AIM OF THE TASK: Restate each of the lines given below, word for word.

SUPPLIED RECORDS:

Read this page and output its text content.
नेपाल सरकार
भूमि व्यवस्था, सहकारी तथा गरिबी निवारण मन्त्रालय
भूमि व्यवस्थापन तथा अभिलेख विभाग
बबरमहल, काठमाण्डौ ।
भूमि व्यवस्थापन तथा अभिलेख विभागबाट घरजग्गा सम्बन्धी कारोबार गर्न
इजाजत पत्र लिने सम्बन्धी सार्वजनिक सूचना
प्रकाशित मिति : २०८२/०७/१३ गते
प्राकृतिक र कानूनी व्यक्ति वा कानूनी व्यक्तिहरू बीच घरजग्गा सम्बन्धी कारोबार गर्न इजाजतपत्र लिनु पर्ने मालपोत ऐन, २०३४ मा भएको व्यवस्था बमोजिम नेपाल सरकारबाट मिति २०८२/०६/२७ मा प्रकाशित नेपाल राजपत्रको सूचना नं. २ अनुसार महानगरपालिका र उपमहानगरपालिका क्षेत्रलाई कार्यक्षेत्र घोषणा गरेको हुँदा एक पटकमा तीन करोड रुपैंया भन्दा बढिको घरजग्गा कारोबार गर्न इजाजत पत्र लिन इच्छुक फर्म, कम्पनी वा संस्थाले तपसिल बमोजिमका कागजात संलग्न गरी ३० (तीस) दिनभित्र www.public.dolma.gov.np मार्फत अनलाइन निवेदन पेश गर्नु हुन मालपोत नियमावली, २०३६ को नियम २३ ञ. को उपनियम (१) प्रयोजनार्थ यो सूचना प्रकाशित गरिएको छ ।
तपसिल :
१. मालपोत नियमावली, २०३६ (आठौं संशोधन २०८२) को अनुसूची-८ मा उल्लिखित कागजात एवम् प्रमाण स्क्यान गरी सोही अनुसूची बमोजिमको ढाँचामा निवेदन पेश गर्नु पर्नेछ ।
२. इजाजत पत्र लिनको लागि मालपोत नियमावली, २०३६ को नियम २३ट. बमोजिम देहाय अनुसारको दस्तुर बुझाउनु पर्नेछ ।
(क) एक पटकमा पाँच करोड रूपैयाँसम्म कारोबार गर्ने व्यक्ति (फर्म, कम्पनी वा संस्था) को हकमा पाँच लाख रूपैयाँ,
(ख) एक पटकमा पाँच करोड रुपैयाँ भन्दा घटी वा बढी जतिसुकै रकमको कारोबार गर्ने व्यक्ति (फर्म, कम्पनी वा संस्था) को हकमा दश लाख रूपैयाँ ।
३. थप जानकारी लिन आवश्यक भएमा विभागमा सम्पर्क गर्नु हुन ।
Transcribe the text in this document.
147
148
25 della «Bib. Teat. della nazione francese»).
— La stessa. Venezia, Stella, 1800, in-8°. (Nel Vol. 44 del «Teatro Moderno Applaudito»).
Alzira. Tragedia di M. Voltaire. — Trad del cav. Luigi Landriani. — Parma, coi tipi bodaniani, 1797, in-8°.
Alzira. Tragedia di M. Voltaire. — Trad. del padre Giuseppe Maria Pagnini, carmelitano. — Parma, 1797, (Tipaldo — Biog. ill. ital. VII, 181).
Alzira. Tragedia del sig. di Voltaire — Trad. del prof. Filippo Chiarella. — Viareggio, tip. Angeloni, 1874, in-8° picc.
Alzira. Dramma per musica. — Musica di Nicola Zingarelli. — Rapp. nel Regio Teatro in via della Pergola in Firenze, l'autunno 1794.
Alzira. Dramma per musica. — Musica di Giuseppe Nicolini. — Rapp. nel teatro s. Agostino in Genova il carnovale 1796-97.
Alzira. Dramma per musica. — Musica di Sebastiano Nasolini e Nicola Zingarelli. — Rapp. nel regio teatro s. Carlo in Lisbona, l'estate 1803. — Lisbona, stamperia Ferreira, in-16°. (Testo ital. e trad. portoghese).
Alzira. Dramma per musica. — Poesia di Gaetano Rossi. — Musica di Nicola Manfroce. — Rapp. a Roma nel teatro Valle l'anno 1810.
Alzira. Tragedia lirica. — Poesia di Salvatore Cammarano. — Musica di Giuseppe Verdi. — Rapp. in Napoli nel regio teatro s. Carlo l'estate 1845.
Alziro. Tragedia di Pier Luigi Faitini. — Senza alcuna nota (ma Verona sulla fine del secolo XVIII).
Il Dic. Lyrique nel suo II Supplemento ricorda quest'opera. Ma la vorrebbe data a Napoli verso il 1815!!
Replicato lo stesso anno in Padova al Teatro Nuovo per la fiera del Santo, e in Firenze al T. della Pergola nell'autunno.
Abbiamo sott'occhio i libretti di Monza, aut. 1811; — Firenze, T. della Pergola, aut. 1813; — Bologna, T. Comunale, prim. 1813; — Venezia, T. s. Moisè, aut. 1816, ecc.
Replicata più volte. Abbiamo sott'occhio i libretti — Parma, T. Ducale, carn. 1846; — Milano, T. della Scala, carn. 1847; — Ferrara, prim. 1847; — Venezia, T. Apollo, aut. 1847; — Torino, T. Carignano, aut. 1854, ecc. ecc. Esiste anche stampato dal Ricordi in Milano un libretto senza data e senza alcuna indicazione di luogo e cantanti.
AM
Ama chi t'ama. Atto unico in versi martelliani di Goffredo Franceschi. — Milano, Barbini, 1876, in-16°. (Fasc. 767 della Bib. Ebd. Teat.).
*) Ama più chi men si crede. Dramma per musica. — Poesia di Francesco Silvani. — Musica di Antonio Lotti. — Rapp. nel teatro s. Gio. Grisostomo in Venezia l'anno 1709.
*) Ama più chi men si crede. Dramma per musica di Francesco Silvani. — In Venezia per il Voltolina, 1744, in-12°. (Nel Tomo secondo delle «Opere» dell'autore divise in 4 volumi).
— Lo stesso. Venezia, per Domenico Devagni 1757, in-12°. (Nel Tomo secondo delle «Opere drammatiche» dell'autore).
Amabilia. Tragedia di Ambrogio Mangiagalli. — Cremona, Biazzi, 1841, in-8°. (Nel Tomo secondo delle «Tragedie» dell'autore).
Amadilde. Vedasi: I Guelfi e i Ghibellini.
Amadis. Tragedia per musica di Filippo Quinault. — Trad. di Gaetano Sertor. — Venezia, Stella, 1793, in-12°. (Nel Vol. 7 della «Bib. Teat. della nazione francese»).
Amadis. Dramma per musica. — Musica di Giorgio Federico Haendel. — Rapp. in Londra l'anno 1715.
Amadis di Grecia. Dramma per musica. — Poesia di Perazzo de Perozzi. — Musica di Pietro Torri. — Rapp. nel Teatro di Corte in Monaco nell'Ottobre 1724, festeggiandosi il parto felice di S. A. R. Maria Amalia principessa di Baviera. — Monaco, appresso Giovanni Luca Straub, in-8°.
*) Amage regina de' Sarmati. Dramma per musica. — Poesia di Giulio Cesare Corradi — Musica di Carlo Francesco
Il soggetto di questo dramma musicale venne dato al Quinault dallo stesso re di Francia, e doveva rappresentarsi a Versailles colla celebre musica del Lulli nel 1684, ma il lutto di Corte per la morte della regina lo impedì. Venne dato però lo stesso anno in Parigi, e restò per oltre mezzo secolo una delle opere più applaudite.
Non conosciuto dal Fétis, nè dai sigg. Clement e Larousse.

THE RESULT:
Read this page and output its text content.
नेपाल सरकार
भूमि व्यवस्था, सहकारी तथा गरिबी निवारण मन्त्रालय
भूमि व्यवस्थापन तथा अभिलेख विभाग
बबरमहल, काठमाण्डौ ।
भूमि व्यवस्थापन तथा अभिलेख विभागबाट घरजग्गा सम्बन्धी कारोबार गर्न
इजाजत पत्र लिने सम्बन्धी सार्वजनिक सूचना
प्रकाशित मिति : २०८२/०७/१३ गते
प्राकृतिक र कानूनी व्यक्ति वा कानूनी व्यक्तिहरू बीच घरजग्गा सम्बन्धी कारोबार गर्न इजाजतपत्र लिनु पर्ने मालपोत ऐन, २०३४ मा भएको व्यवस्था बमोजिम नेपाल सरकारबाट मिति २०८२/०६/२७ मा प्रकाशित नेपाल राजपत्रको सूचना नं. २ अनुसार महानगरपालिका र उपमहानगरपालिका क्षेत्रलाई कार्यक्षेत्र घोषणा गरेको हुँदा एक पटकमा तीन करोड रुपैंया भन्दा बढिको घरजग्गा कारोबार गर्न इजाजत पत्र लिन इच्छुक फर्म, कम्पनी वा संस्थाले तपसिल बमोजिमका कागजात संलग्न गरी ३० (तीस) दिनभित्र www.public.dolma.gov.np मार्फत अनलाइन निवेदन पेश गर्नु हुन मालपोत नियमावली, २०३६ को नियम २३ ञ. को उपनियम (१) प्रयोजनार्थ यो सूचना प्रकाशित गरिएको छ ।
तपसिल :
१. मालपोत नियमावली, २०३६ (आठौं संशोधन २०८२) को अनुसूची-८ मा उल्लिखित कागजात एवम् प्रमाण स्क्यान गरी सोही अनुसूची बमोजिमको ढाँचामा निवेदन पेश गर्नु पर्नेछ ।
२. इजाजत पत्र लिनको लागि मालपोत नियमावली, २०३६ को नियम २३ट. बमोजिम देहाय अनुसारको दस्तुर बुझाउनु पर्नेछ ।
(क) एक पटकमा पाँच करोड रूपैयाँसम्म कारोबार गर्ने व्यक्ति (फर्म, कम्पनी वा संस्था) को हकमा पाँच लाख रूपैयाँ,
(ख) एक पटकमा पाँच करोड रुपैयाँ भन्दा घटी वा बढी जतिसुकै रकमको कारोबार गर्ने व्यक्ति (फर्म, कम्पनी वा संस्था) को हकमा दश लाख रूपैयाँ ।
३. थप जानकारी लिन आवश्यक भएमा विभागमा सम्पर्क गर्नु हुन ।
Transcribe the text in this document.
147
148
25 della «Bib. Teat. della nazione francese»).
— La stessa. Venezia, Stella, 1800, in-8°. (Nel Vol. 44 del «Teatro Moderno Applaudito»).
Alzira. Tragedia di M. Voltaire. — Trad del cav. Luigi Landriani. — Parma, coi tipi bodaniani, 1797, in-8°.
Alzira. Tragedia di M. Voltaire. — Trad. del padre Giuseppe Maria Pagnini, carmelitano. — Parma, 1797, (Tipaldo — Biog. ill. ital. VII, 181).
Alzira. Tragedia del sig. di Voltaire — Trad. del prof. Filippo Chiarella. — Viareggio, tip. Angeloni, 1874, in-8° picc.
Alzira. Dramma per musica. — Musica di Nicola Zingarelli. — Rapp. nel Regio Teatro in via della Pergola in Firenze, l'autunno 1794.
Alzira. Dramma per musica. — Musica di Giuseppe Nicolini. — Rapp. nel teatro s. Agostino in Genova il carnovale 1796-97.
Alzira. Dramma per musica. — Musica di Sebastiano Nasolini e Nicola Zingarelli. — Rapp. nel regio teatro s. Carlo in Lisbona, l'estate 1803. — Lisbona, stamperia Ferreira, in-16°. (Testo ital. e trad. portoghese).
Alzira. Dramma per musica. — Poesia di Gaetano Rossi. — Musica di Nicola Manfroce. — Rapp. a Roma nel teatro Valle l'anno 1810.
Alzira. Tragedia lirica. — Poesia di Salvatore Cammarano. — Musica di Giuseppe Verdi. — Rapp. in Napoli nel regio teatro s. Carlo l'estate 1845.
Alziro. Tragedia di Pier Luigi Faitini. — Senza alcuna nota (ma Verona sulla fine del secolo XVIII).
Il Dic. Lyrique nel suo II Supplemento ricorda quest'opera. Ma la vorrebbe data a Napoli verso il 1815!!
Replicato lo stesso anno in Padova al Teatro Nuovo per la fiera del Santo, e in Firenze al T. della Pergola nell'autunno.
Abbiamo sott'occhio i libretti di Monza, aut. 1811; — Firenze, T. della Pergola, aut. 1813; — Bologna, T. Comunale, prim. 1813; — Venezia, T. s. Moisè, aut. 1816, ecc.
Replicata più volte. Abbiamo sott'occhio i libretti — Parma, T. Ducale, carn. 1846; — Milano, T. della Scala, carn. 1847; — Ferrara, prim. 1847; — Venezia, T. Apollo, aut. 1847; — Torino, T. Carignano, aut. 1854, ecc. ecc. Esiste anche stampato dal Ricordi in Milano un libretto senza data e senza alcuna indicazione di luogo e cantanti.
AM
Ama chi t'ama. Atto unico in versi martelliani di Goffredo Franceschi. — Milano, Barbini, 1876, in-16°. (Fasc. 767 della Bib. Ebd. Teat.).
*) Ama più chi men si crede. Dramma per musica. — Poesia di Francesco Silvani. — Musica di Antonio Lotti. — Rapp. nel teatro s. Gio. Grisostomo in Venezia l'anno 1709.
*) Ama più chi men si crede. Dramma per musica di Francesco Silvani. — In Venezia per il Voltolina, 1744, in-12°. (Nel Tomo secondo delle «Opere» dell'autore divise in 4 volumi).
— Lo stesso. Venezia, per Domenico Devagni 1757, in-12°. (Nel Tomo secondo delle «Opere drammatiche» dell'autore).
Amabilia. Tragedia di Ambrogio Mangiagalli. — Cremona, Biazzi, 1841, in-8°. (Nel Tomo secondo delle «Tragedie» dell'autore).
Amadilde. Vedasi: I Guelfi e i Ghibellini.
Amadis. Tragedia per musica di Filippo Quinault. — Trad. di Gaetano Sertor. — Venezia, Stella, 1793, in-12°. (Nel Vol. 7 della «Bib. Teat. della nazione francese»).
Amadis. Dramma per musica. — Musica di Giorgio Federico Haendel. — Rapp. in Londra l'anno 1715.
Amadis di Grecia. Dramma per musica. — Poesia di Perazzo de Perozzi. — Musica di Pietro Torri. — Rapp. nel Teatro di Corte in Monaco nell'Ottobre 1724, festeggiandosi il parto felice di S. A. R. Maria Amalia principessa di Baviera. — Monaco, appresso Giovanni Luca Straub, in-8°.
*) Amage regina de' Sarmati. Dramma per musica. — Poesia di Giulio Cesare Corradi — Musica di Carlo Francesco
Il soggetto di questo dramma musicale venne dato al Quinault dallo stesso re di Francia, e doveva rappresentarsi a Versailles colla celebre musica del Lulli nel 1684, ma il lutto di Corte per la morte della regina lo impedì. Venne dato però lo stesso anno in Parigi, e restò per oltre mezzo secolo una delle opere più applaudite.
Non conosciuto dal Fétis, nè dai sigg. Clement e Larousse.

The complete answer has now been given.